[Items listed in a dataset]

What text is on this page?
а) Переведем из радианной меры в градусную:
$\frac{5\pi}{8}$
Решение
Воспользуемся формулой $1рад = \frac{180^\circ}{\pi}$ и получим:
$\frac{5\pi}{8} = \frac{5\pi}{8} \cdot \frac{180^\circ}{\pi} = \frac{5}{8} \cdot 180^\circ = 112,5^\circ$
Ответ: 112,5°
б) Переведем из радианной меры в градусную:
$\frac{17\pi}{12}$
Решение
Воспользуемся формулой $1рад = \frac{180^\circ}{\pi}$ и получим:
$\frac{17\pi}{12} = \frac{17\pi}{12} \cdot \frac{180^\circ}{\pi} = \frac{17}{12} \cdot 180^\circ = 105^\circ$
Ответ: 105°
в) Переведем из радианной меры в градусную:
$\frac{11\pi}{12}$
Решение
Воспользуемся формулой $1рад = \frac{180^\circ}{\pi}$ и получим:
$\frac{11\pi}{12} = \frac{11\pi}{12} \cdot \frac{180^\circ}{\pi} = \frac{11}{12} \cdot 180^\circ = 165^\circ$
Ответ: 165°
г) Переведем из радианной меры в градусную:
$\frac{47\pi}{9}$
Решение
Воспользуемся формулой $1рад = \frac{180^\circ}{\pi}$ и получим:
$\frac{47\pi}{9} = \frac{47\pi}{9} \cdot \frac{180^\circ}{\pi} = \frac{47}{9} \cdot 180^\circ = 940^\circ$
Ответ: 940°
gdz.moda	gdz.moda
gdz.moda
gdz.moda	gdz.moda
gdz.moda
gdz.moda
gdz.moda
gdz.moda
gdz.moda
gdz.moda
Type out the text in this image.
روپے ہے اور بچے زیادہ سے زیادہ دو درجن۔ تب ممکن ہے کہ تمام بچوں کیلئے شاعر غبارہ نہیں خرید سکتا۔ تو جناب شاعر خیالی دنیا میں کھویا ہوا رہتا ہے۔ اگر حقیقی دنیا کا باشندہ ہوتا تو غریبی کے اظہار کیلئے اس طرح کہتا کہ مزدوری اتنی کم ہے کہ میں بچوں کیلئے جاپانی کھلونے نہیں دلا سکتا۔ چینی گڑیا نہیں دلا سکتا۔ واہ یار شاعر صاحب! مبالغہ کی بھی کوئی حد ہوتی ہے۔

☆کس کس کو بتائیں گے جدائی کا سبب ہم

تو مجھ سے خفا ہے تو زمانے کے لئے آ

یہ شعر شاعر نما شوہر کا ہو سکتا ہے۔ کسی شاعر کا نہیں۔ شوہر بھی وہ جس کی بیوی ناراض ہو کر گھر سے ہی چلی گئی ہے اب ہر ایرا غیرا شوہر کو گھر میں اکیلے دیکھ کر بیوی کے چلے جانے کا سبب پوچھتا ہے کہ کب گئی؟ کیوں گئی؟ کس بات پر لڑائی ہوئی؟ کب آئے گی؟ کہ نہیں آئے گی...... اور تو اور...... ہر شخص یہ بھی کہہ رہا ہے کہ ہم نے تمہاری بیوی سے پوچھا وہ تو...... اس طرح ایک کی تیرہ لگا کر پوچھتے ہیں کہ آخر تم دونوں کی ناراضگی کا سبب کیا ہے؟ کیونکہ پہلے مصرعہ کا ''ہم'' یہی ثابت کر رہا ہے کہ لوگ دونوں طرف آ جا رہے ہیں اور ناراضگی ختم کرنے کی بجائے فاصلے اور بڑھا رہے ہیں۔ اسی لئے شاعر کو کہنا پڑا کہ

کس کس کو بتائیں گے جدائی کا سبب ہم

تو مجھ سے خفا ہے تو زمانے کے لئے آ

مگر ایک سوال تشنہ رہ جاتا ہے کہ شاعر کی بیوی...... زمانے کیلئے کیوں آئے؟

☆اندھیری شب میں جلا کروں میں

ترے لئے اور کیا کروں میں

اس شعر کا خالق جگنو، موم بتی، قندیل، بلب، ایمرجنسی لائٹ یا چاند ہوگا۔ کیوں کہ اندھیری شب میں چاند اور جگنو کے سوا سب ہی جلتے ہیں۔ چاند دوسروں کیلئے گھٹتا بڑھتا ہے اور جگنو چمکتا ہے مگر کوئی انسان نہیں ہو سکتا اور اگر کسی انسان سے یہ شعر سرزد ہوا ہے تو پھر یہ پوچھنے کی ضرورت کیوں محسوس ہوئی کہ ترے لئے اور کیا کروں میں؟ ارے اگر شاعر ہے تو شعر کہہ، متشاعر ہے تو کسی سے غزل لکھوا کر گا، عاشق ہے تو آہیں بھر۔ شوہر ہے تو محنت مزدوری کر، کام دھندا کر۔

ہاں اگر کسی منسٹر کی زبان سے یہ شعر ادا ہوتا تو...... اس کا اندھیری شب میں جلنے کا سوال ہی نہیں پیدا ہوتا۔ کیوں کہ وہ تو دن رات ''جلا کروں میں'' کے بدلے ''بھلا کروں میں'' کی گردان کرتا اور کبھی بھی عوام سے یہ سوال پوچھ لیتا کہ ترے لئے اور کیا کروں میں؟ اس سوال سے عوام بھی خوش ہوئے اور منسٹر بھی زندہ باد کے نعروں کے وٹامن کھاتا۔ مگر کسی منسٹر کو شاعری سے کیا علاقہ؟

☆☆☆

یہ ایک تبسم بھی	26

--

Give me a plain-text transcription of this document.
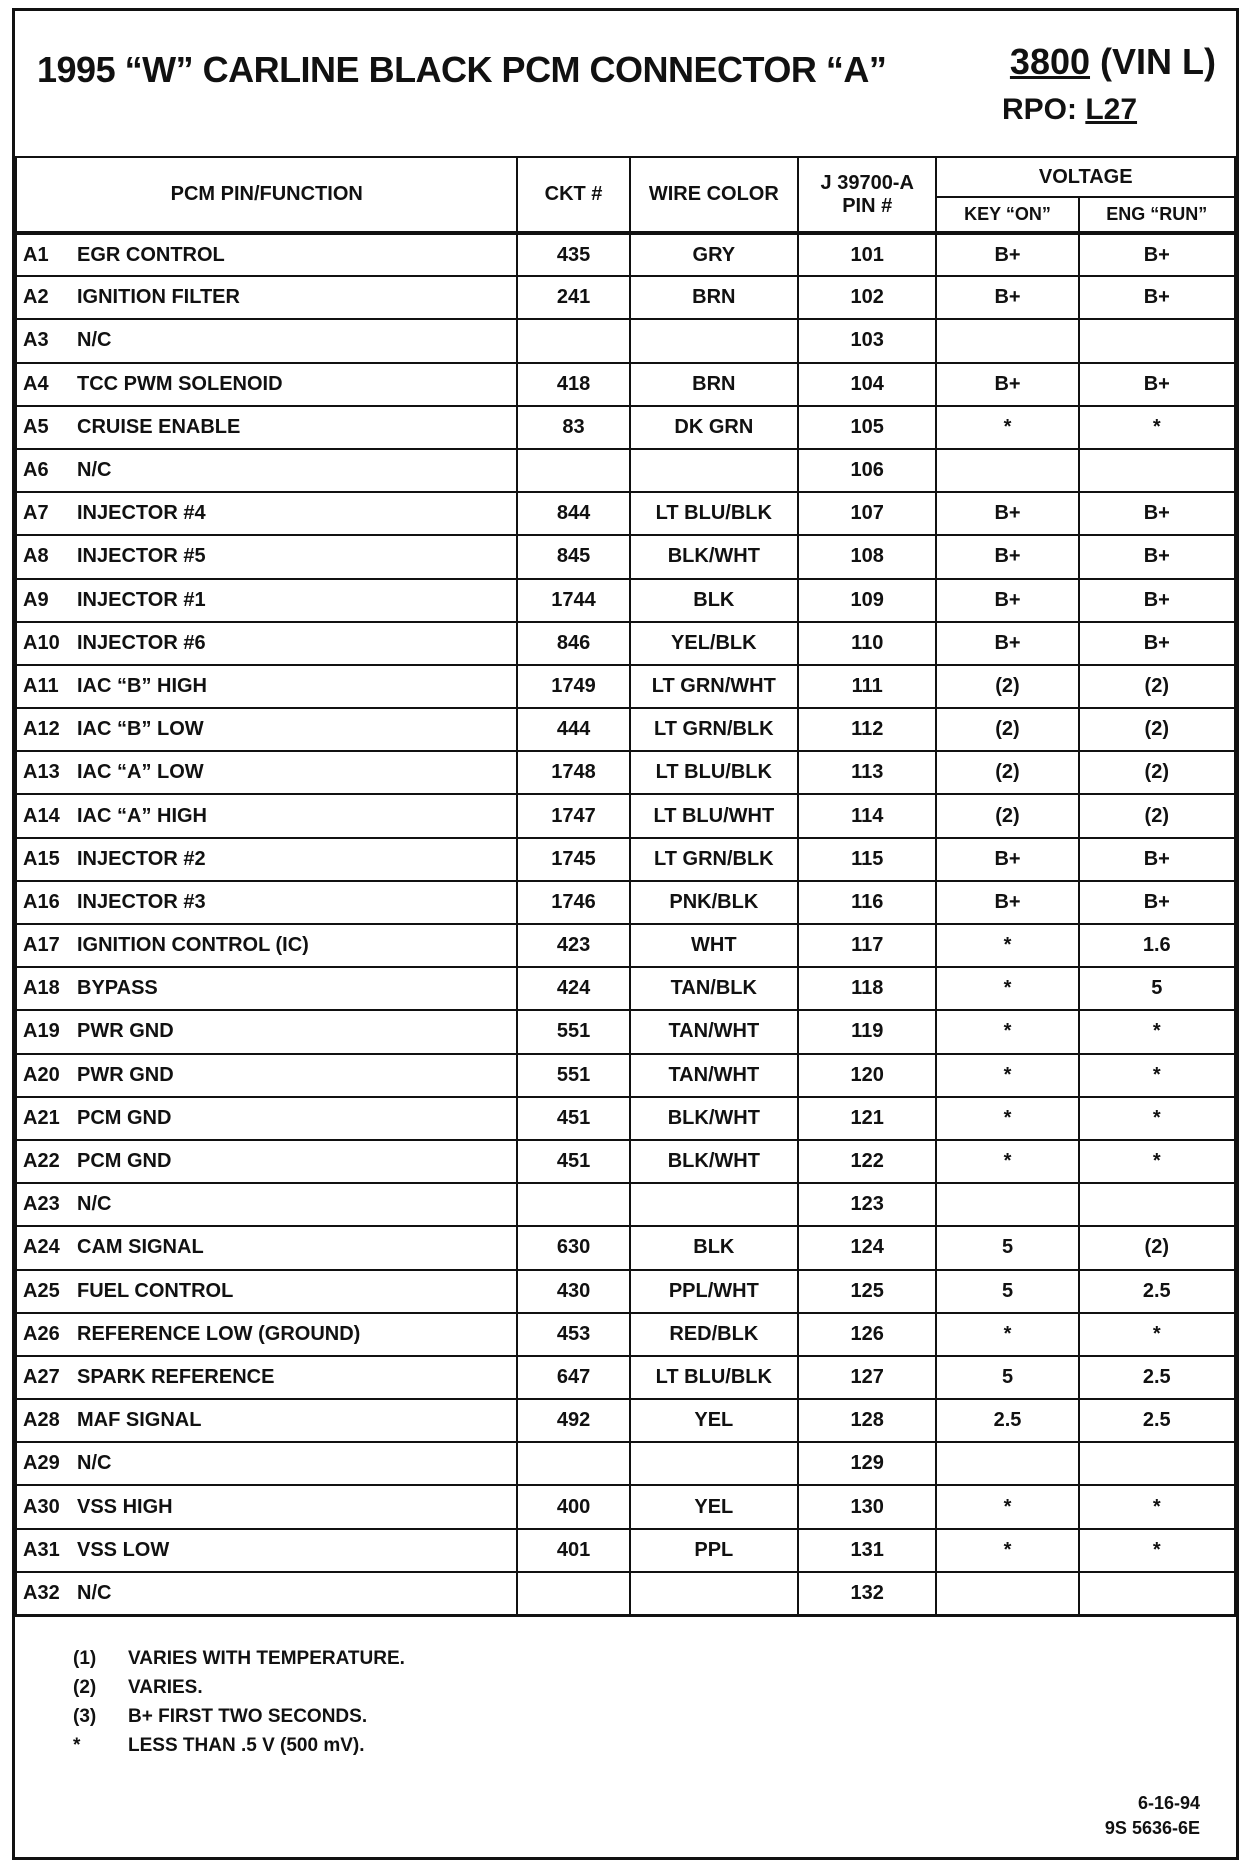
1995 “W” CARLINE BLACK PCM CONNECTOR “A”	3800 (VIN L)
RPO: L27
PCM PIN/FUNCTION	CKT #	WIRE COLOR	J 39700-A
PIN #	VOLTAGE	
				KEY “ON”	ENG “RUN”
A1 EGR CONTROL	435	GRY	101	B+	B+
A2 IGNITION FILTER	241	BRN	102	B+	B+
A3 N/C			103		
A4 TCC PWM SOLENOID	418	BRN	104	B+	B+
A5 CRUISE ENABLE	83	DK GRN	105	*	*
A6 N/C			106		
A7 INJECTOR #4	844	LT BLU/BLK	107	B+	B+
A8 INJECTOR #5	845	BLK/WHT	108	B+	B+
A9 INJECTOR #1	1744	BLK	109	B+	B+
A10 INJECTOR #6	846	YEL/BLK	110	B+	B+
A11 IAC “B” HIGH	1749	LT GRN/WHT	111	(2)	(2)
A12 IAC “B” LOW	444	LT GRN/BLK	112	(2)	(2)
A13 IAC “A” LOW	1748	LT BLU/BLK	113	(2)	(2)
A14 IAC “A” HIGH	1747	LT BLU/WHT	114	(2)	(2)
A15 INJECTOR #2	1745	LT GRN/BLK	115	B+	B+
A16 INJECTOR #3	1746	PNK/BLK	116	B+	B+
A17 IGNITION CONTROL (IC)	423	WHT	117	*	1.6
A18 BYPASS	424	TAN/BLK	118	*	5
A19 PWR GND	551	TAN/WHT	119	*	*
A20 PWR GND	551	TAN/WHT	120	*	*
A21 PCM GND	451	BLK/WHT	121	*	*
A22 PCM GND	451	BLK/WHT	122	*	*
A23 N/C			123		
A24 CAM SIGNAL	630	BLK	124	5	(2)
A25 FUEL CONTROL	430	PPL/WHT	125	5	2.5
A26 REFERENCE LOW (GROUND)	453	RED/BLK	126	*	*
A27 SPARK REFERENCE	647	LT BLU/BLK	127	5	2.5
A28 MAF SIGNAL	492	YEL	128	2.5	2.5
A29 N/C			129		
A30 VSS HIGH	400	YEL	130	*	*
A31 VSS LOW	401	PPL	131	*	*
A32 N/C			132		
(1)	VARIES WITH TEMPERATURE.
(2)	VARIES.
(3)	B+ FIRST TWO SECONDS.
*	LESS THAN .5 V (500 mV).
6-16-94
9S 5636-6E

==

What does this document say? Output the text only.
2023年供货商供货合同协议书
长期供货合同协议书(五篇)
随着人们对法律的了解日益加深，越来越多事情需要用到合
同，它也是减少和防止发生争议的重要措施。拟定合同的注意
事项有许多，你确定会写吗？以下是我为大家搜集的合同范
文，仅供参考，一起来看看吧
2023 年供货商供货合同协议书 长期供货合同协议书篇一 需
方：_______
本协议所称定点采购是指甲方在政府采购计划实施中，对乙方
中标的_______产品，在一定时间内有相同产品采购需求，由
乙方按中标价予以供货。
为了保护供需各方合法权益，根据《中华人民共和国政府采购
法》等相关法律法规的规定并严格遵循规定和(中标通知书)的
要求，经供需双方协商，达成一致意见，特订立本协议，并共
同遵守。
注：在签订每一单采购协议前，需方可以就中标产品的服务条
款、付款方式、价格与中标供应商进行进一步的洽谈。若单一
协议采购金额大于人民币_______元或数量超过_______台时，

» **Work instructions**
State the count of lines that contain the string "градусную". Nothing else is needed.

» **Output**
4